**Task to carry out:** Extract the full set of records that follows, word for word.

**Extracted data entries:**

........

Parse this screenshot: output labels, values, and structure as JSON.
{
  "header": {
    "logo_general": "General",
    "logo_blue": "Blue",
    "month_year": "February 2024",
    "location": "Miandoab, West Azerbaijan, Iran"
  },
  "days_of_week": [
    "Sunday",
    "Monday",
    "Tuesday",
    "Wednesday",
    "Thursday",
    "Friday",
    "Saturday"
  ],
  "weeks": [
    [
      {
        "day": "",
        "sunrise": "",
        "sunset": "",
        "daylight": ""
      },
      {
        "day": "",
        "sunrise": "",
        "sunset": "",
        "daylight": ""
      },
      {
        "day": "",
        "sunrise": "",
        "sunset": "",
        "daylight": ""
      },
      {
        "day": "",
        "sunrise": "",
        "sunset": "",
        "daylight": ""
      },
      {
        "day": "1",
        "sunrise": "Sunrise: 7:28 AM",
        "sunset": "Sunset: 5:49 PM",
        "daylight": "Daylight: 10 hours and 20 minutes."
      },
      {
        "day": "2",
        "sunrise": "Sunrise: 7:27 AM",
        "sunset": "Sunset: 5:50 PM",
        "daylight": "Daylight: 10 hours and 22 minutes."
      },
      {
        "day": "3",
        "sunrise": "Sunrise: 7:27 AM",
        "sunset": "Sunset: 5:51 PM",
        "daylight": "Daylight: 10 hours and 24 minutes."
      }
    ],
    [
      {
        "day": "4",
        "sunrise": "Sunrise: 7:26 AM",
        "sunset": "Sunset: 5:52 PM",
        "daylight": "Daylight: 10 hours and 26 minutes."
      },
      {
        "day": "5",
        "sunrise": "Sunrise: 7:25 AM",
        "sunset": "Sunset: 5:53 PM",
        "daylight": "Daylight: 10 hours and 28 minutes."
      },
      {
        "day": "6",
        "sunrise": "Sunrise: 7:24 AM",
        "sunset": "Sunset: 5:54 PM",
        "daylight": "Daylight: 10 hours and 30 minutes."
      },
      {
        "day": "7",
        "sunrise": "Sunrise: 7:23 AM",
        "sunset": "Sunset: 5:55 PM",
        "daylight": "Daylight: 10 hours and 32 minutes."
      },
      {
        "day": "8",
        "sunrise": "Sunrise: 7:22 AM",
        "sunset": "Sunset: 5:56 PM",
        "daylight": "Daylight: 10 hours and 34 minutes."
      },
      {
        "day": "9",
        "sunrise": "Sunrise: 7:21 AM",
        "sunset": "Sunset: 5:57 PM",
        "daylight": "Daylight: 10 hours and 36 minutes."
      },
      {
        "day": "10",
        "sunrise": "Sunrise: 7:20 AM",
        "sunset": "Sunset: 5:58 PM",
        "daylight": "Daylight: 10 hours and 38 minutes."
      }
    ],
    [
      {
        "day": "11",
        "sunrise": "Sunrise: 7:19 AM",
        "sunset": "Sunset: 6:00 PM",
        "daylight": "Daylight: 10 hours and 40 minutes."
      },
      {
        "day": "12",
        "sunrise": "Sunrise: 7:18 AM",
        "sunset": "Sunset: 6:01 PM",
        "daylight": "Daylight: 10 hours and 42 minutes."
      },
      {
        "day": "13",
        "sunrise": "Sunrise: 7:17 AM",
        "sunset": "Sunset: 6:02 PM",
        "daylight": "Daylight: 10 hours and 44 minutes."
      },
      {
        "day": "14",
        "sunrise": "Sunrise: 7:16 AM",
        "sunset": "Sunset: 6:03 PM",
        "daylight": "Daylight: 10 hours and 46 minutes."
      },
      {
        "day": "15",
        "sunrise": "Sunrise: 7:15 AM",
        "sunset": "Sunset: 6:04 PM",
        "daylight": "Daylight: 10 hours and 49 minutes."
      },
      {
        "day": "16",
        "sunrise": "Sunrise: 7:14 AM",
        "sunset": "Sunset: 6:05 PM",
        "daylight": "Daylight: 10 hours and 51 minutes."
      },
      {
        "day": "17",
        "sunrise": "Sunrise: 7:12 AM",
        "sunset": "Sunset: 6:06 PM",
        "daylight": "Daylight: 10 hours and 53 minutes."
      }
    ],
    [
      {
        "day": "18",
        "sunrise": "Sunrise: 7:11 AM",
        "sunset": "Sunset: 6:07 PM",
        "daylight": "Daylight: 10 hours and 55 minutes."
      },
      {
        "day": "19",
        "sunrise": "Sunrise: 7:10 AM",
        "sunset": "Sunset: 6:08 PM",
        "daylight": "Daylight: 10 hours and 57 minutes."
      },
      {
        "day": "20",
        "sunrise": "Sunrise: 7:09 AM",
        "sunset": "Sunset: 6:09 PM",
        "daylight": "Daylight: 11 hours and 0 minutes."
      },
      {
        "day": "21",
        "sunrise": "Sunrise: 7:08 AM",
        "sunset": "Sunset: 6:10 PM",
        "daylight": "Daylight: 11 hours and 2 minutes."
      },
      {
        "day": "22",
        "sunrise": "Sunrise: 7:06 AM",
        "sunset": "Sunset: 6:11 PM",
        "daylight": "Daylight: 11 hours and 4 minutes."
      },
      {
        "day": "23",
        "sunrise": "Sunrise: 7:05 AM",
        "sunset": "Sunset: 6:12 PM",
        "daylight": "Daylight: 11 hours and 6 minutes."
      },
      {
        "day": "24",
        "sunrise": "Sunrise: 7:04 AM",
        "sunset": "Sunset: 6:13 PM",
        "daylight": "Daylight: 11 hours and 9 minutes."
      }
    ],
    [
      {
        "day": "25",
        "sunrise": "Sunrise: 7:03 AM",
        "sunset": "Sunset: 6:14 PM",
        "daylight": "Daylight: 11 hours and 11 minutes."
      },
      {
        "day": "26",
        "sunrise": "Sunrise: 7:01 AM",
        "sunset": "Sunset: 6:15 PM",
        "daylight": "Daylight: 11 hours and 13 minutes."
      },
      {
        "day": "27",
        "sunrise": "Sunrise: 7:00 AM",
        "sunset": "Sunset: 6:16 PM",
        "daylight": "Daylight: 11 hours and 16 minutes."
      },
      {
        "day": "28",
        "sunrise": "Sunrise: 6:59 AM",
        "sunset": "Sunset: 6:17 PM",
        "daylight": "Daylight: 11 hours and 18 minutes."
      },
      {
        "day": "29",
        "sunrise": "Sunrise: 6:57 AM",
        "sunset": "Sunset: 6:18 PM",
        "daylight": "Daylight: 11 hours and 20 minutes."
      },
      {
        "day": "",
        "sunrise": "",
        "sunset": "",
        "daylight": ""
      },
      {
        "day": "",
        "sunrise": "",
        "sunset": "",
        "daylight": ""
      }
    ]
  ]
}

........

**Expected answer:**
Parse this screenshot: output labels, values, and structure as JSON.
{
  "header": {
    "logo_general": "General",
    "logo_blue": "Blue",
    "month_year": "February 2024",
    "location": "Miandoab, West Azerbaijan, Iran"
  },
  "days_of_week": [
    "Sunday",
    "Monday",
    "Tuesday",
    "Wednesday",
    "Thursday",
    "Friday",
    "Saturday"
  ],
  "weeks": [
    [
      {
        "day": "",
        "sunrise": "",
        "sunset": "",
        "daylight": ""
      },
      {
        "day": "",
        "sunrise": "",
        "sunset": "",
        "daylight": ""
      },
      {
        "day": "",
        "sunrise": "",
        "sunset": "",
        "daylight": ""
      },
      {
        "day": "",
        "sunrise": "",
        "sunset": "",
        "daylight": ""
      },
      {
        "day": "1",
        "sunrise": "Sunrise: 7:28 AM",
        "sunset": "Sunset: 5:49 PM",
        "daylight": "Daylight: 10 hours and 20 minutes."
      },
      {
        "day": "2",
        "sunrise": "Sunrise: 7:27 AM",
        "sunset": "Sunset: 5:50 PM",
        "daylight": "Daylight: 10 hours and 22 minutes."
      },
      {
        "day": "3",
        "sunrise": "Sunrise: 7:27 AM",
        "sunset": "Sunset: 5:51 PM",
        "daylight": "Daylight: 10 hours and 24 minutes."
      }
    ],
    [
      {
        "day": "4",
        "sunrise": "Sunrise: 7:26 AM",
        "sunset": "Sunset: 5:52 PM",
        "daylight": "Daylight: 10 hours and 26 minutes."
      },
      {
        "day": "5",
        "sunrise": "Sunrise: 7:25 AM",
        "sunset": "Sunset: 5:53 PM",
        "daylight": "Daylight: 10 hours and 28 minutes."
      },
      {
        "day": "6",
        "sunrise": "Sunrise: 7:24 AM",
        "sunset": "Sunset: 5:54 PM",
        "daylight": "Daylight: 10 hours and 30 minutes."
      },
      {
        "day": "7",
        "sunrise": "Sunrise: 7:23 AM",
        "sunset": "Sunset: 5:55 PM",
        "daylight": "Daylight: 10 hours and 32 minutes."
      },
      {
        "day": "8",
        "sunrise": "Sunrise: 7:22 AM",
        "sunset": "Sunset: 5:56 PM",
        "daylight": "Daylight: 10 hours and 34 minutes."
      },
      {
        "day": "9",
        "sunrise": "Sunrise: 7:21 AM",
        "sunset": "Sunset: 5:57 PM",
        "daylight": "Daylight: 10 hours and 36 minutes."
      },
      {
        "day": "10",
        "sunrise": "Sunrise: 7:20 AM",
        "sunset": "Sunset: 5:58 PM",
        "daylight": "Daylight: 10 hours and 38 minutes."
      }
    ],
    [
      {
        "day": "11",
        "sunrise": "Sunrise: 7:19 AM",
        "sunset": "Sunset: 6:00 PM",
        "daylight": "Daylight: 10 hours and 40 minutes."
      },
      {
        "day": "12",
        "sunrise": "Sunrise: 7:18 AM",
        "sunset": "Sunset: 6:01 PM",
        "daylight": "Daylight: 10 hours and 42 minutes."
      },
      {
        "day": "13",
        "sunrise": "Sunrise: 7:17 AM",
        "sunset": "Sunset: 6:02 PM",
        "daylight": "Daylight: 10 hours and 44 minutes."
      },
      {
        "day": "14",
        "sunrise": "Sunrise: 7:16 AM",
        "sunset": "Sunset: 6:03 PM",
        "daylight": "Daylight: 10 hours and 46 minutes."
      },
      {
        "day": "15",
        "sunrise": "Sunrise: 7:15 AM",
        "sunset": "Sunset: 6:04 PM",
        "daylight": "Daylight: 10 hours and 49 minutes."
      },
      {
        "day": "16",
        "sunrise": "Sunrise: 7:14 AM",
        "sunset": "Sunset: 6:05 PM",
        "daylight": "Daylight: 10 hours and 51 minutes."
      },
      {
        "day": "17",
        "sunrise": "Sunrise: 7:12 AM",
        "sunset": "Sunset: 6:06 PM",
        "daylight": "Daylight: 10 hours and 53 minutes."
      }
    ],
    [
      {
        "day": "18",
        "sunrise": "Sunrise: 7:11 AM",
        "sunset": "Sunset: 6:07 PM",
        "daylight": "Daylight: 10 hours and 55 minutes."
      },
      {
        "day": "19",
        "sunrise": "Sunrise: 7:10 AM",
        "sunset": "Sunset: 6:08 PM",
        "daylight": "Daylight: 10 hours and 57 minutes."
      },
      {
        "day": "20",
        "sunrise": "Sunrise: 7:09 AM",
        "sunset": "Sunset: 6:09 PM",
        "daylight": "Daylight: 11 hours and 0 minutes."
      },
      {
        "day": "21",
        "sunrise": "Sunrise: 7:08 AM",
        "sunset": "Sunset: 6:10 PM",
        "daylight": "Daylight: 11 hours and 2 minutes."
      },
      {
        "day": "22",
        "sunrise": "Sunrise: 7:06 AM",
        "sunset": "Sunset: 6:11 PM",
        "daylight": "Daylight: 11 hours and 4 minutes."
      },
      {
        "day": "23",
        "sunrise": "Sunrise: 7:05 AM",
        "sunset": "Sunset: 6:12 PM",
        "daylight": "Daylight: 11 hours and 6 minutes."
      },
      {
        "day": "24",
        "sunrise": "Sunrise: 7:04 AM",
        "sunset": "Sunset: 6:13 PM",
        "daylight": "Daylight: 11 hours and 9 minutes."
      }
    ],
    [
      {
        "day": "25",
        "sunrise": "Sunrise: 7:03 AM",
        "sunset": "Sunset: 6:14 PM",
        "daylight": "Daylight: 11 hours and 11 minutes."
      },
      {
        "day": "26",
        "sunrise": "Sunrise: 7:01 AM",
        "sunset": "Sunset: 6:15 PM",
        "daylight": "Daylight: 11 hours and 13 minutes."
      },
      {
        "day": "27",
        "sunrise": "Sunrise: 7:00 AM",
        "sunset": "Sunset: 6:16 PM",
        "daylight": "Daylight: 11 hours and 16 minutes."
      },
      {
        "day": "28",
        "sunrise": "Sunrise: 6:59 AM",
        "sunset": "Sunset: 6:17 PM",
        "daylight": "Daylight: 11 hours and 18 minutes."
      },
      {
        "day": "29",
        "sunrise": "Sunrise: 6:57 AM",
        "sunset": "Sunset: 6:18 PM",
        "daylight": "Daylight: 11 hours and 20 minutes."
      },
      {
        "day": "",
        "sunrise": "",
        "sunset": "",
        "daylight": ""
      },
      {
        "day": "",
        "sunrise": "",
        "sunset": "",
        "daylight": ""
      }
    ]
  ]
}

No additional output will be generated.